[Records supplied]:
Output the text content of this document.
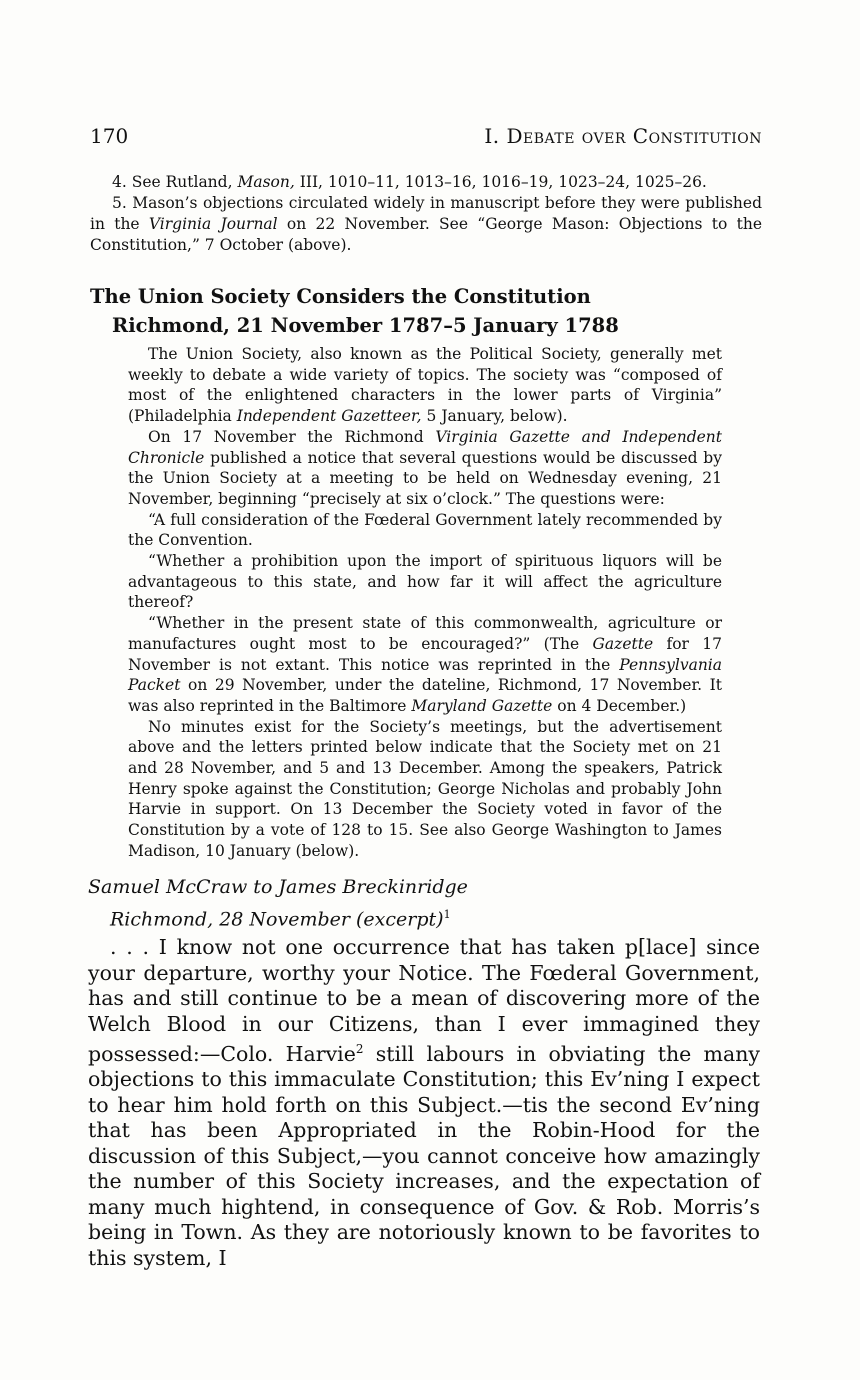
170	I. Debate over Constitution

4. See Rutland, Mason, III, 1010–11, 1013–16, 1016–19, 1023–24, 1025–26.

5. Mason’s objections circulated widely in manuscript before they were published in the Virginia Journal on 22 November. See “George Mason: Objections to the Constitution,” 7 October (above).

The Union Society Considers the Constitution
Richmond, 21 November 1787–5 January 1788

The Union Society, also known as the Political Society, generally met weekly to debate a wide variety of topics. The society was “composed of most of the enlightened characters in the lower parts of Virginia” (Philadelphia Independent Gazetteer, 5 January, below).

On 17 November the Richmond Virginia Gazette and Independent Chronicle published a notice that several questions would be discussed by the Union Society at a meeting to be held on Wednesday evening, 21 November, beginning “precisely at six o’clock.” The questions were:

“A full consideration of the Fœderal Government lately recommended by the Convention.

“Whether a prohibition upon the import of spirituous liquors will be advantageous to this state, and how far it will affect the agriculture thereof?

“Whether in the present state of this commonwealth, agriculture or manufactures ought most to be encouraged?” (The Gazette for 17 November is not extant. This notice was reprinted in the Pennsylvania Packet on 29 November, under the dateline, Richmond, 17 November. It was also reprinted in the Baltimore Maryland Gazette on 4 December.)

No minutes exist for the Society’s meetings, but the advertisement above and the letters printed below indicate that the Society met on 21 and 28 November, and 5 and 13 December. Among the speakers, Patrick Henry spoke against the Constitution; George Nicholas and probably John Harvie in support. On 13 December the Society voted in favor of the Constitution by a vote of 128 to 15. See also George Washington to James Madison, 10 January (below).

Samuel McCraw to James Breckinridge
Richmond, 28 November (excerpt)$^1$

. . . I know not one occurrence that has taken p[lace] since your departure, worthy your Notice. The Fœderal Government, has and still continue to be a mean of discovering more of the Welch Blood in our Citizens, than I ever immagined they possessed:—Colo. Harvie$^2$ still labours in obviating the many objections to this immaculate Constitution; this Ev’ning I expect to hear him hold forth on this Subject.—tis the second Ev’ning that has been Appropriated in the Robin-Hood for the discussion of this Subject,—you cannot conceive how amazingly the number of this Society increases, and the expectation of many much hightend, in consequence of Gov. & Rob. Morris’s being in Town. As they are notoriously known to be favorites to this system, I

[Your objective]: Copy every line above that includes the string "Mason".

[Solution below]:
4. See Rutland, Mason, III, 1010–11, 1013–16, 1016–19, 1023–24, 1025–26.
5. Mason’s objections circulated widely in manuscript before they were published in the Virginia Journal on 22 November. See “George Mason: Objections to the Constitution,” 7 October (above).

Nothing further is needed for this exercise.